**WORK INSTRUCTIONS:** Copy every record below exactly.

**GIVEN RECORDS:**
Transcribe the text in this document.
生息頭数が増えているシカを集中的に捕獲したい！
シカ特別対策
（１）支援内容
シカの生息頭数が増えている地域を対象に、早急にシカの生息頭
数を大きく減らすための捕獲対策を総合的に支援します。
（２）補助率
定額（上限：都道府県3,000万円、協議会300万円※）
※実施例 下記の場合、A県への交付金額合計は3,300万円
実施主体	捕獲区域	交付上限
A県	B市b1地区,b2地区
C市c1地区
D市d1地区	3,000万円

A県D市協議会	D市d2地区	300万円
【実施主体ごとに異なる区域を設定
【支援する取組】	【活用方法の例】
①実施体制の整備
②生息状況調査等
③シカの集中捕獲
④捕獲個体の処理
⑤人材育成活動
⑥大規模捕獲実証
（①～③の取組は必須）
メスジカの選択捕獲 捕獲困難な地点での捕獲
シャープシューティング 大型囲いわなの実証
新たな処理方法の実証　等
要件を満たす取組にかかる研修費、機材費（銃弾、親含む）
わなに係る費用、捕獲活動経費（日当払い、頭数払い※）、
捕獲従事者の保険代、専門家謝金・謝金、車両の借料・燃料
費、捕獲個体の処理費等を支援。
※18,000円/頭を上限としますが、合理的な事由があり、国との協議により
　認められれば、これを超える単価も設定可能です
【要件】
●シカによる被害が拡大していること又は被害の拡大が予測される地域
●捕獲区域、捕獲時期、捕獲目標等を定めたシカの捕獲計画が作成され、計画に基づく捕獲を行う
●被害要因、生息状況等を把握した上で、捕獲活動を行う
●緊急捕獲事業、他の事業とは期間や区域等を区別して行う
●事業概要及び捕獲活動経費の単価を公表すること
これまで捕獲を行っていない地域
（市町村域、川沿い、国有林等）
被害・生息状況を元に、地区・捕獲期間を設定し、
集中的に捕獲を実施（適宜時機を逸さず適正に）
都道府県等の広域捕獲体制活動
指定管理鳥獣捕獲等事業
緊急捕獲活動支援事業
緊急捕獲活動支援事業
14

**RESULT BELOW:**
Transcribe the text in this document.
生息頭数が増えているシカを集中的に捕獲したい！
シカ特別対策
（１）支援内容
シカの生息頭数が増えている地域を対象に、早急にシカの生息頭
数を大きく減らすための捕獲対策を総合的に支援します。
（２）補助率
定額（上限：都道府県3,000万円、協議会300万円※）
※実施例 下記の場合、A県への交付金額合計は3,300万円
実施主体	捕獲区域	交付上限
A県	B市b1地区,b2地区
C市c1地区
D市d1地区	3,000万円

A県D市協議会	D市d2地区	300万円
【実施主体ごとに異なる区域を設定
【支援する取組】	【活用方法の例】
①実施体制の整備
②生息状況調査等
③シカの集中捕獲
④捕獲個体の処理
⑤人材育成活動
⑥大規模捕獲実証
（①～③の取組は必須）
メスジカの選択捕獲 捕獲困難な地点での捕獲
シャープシューティング 大型囲いわなの実証
新たな処理方法の実証　等
要件を満たす取組にかかる研修費、機材費（銃弾、親含む）
わなに係る費用、捕獲活動経費（日当払い、頭数払い※）、
捕獲従事者の保険代、専門家謝金・謝金、車両の借料・燃料
費、捕獲個体の処理費等を支援。
※18,000円/頭を上限としますが、合理的な事由があり、国との協議により
　認められれば、これを超える単価も設定可能です
【要件】
●シカによる被害が拡大していること又は被害の拡大が予測される地域
●捕獲区域、捕獲時期、捕獲目標等を定めたシカの捕獲計画が作成され、計画に基づく捕獲を行う
●被害要因、生息状況等を把握した上で、捕獲活動を行う
●緊急捕獲事業、他の事業とは期間や区域等を区別して行う
●事業概要及び捕獲活動経費の単価を公表すること
これまで捕獲を行っていない地域
（市町村域、川沿い、国有林等）
被害・生息状況を元に、地区・捕獲期間を設定し、
集中的に捕獲を実施（適宜時機を逸さず適正に）
都道府県等の広域捕獲体制活動
指定管理鳥獣捕獲等事業
緊急捕獲活動支援事業
緊急捕獲活動支援事業
14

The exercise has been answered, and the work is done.